[START]
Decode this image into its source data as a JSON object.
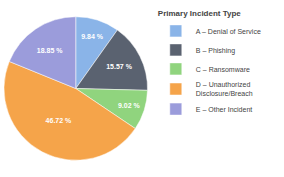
{
  "chart_data": {
    "type": "pie",
    "title": "Primary Incident Type",
    "categories": [
      "A – Denial of Service",
      "B – Phishing",
      "C – Ransomware",
      "D – Unauthorized\nDisclosure/Breach",
      "E – Other Incident"
    ],
    "values": [
      9.84,
      15.57,
      9.02,
      46.72,
      18.85
    ],
    "value_labels": [
      "9.84 %",
      "15.57 %",
      "9.02 %",
      "46.72 %",
      "18.85 %"
    ],
    "colors": [
      "#8ab4e8",
      "#5a6270",
      "#90d47e",
      "#f5a44a",
      "#9b9cdb"
    ],
    "data_labels": true,
    "legend": "right"
  }
}
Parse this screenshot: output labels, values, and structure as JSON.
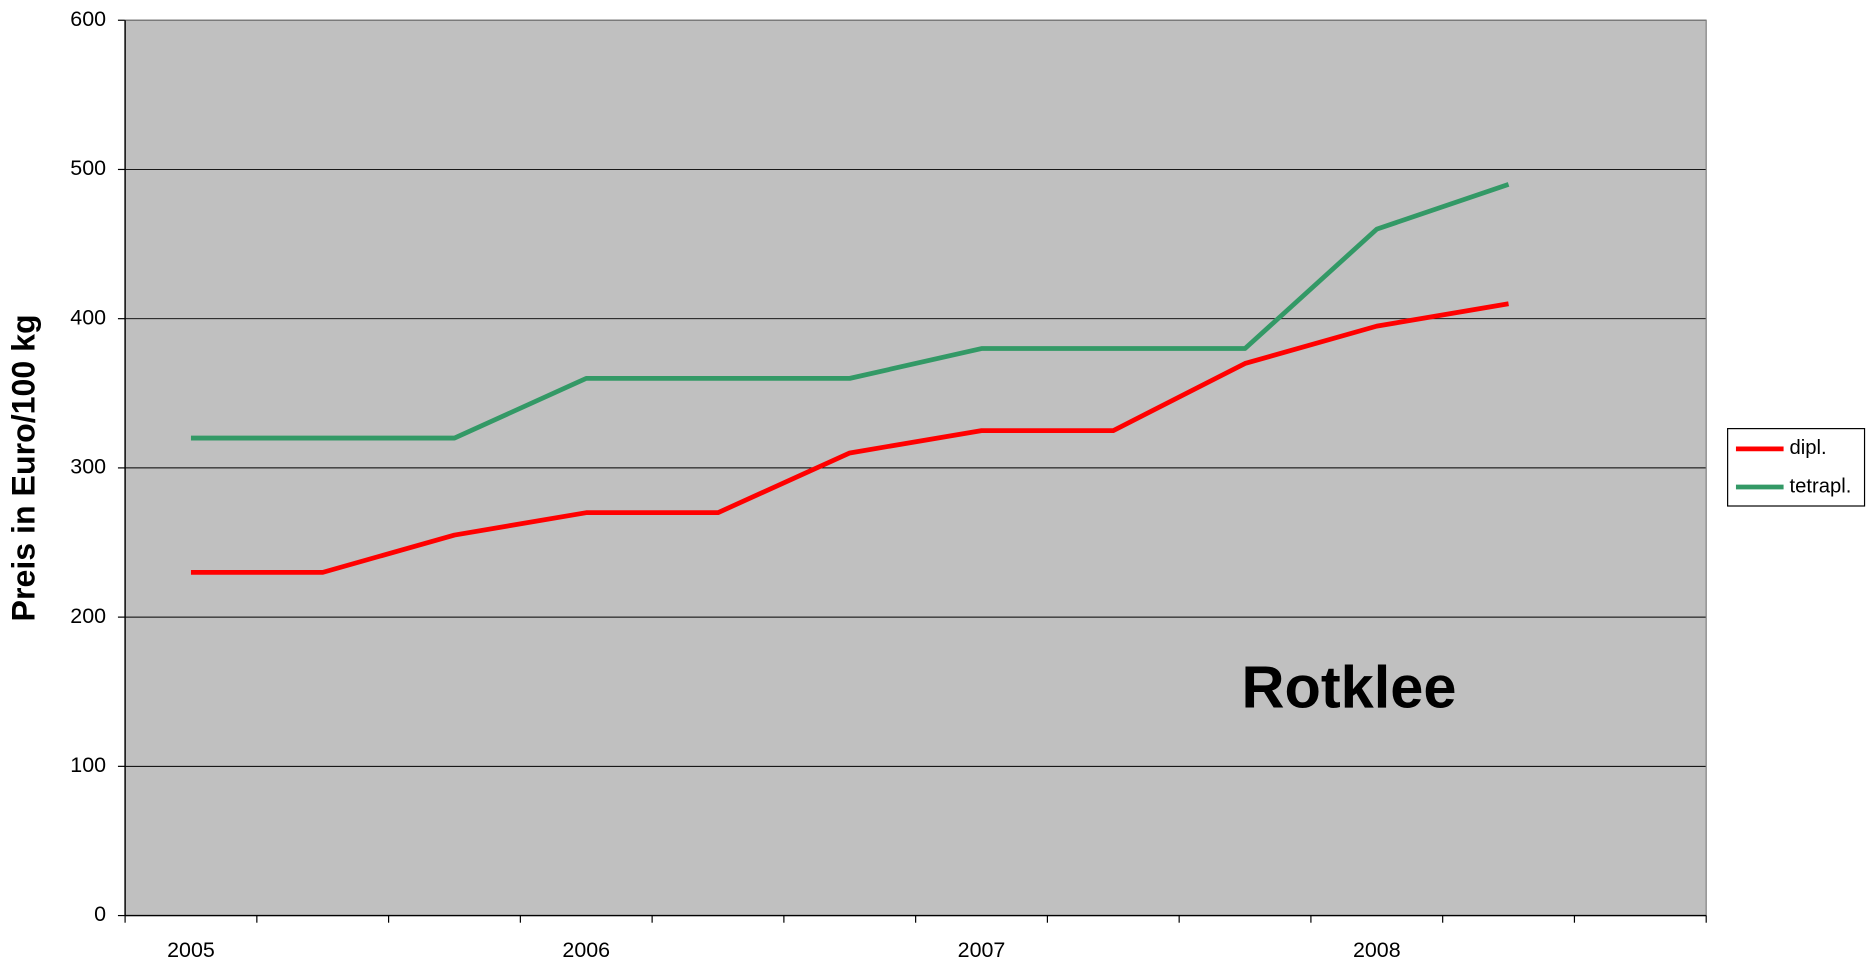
[END]
Do not include images; quote all of the entries above exactly.

§ **TASK RESULT**
Decode this image into its source data as a JSON object.
{
  "chart_data": {
    "type": "pie",
    "title": "Primary Incident Type",
    "categories": [
      "A – Denial of Service",
      "B – Phishing",
      "C – Ransomware",
      "D – Unauthorized\nDisclosure/Breach",
      "E – Other Incident"
    ],
    "values": [
      9.84,
      15.57,
      9.02,
      46.72,
      18.85
    ],
    "value_labels": [
      "9.84 %",
      "15.57 %",
      "9.02 %",
      "46.72 %",
      "18.85 %"
    ],
    "colors": [
      "#8ab4e8",
      "#5a6270",
      "#90d47e",
      "#f5a44a",
      "#9b9cdb"
    ],
    "data_labels": true,
    "legend": "right"
  }
}
Parse this screenshot: output labels, values, and structure as JSON.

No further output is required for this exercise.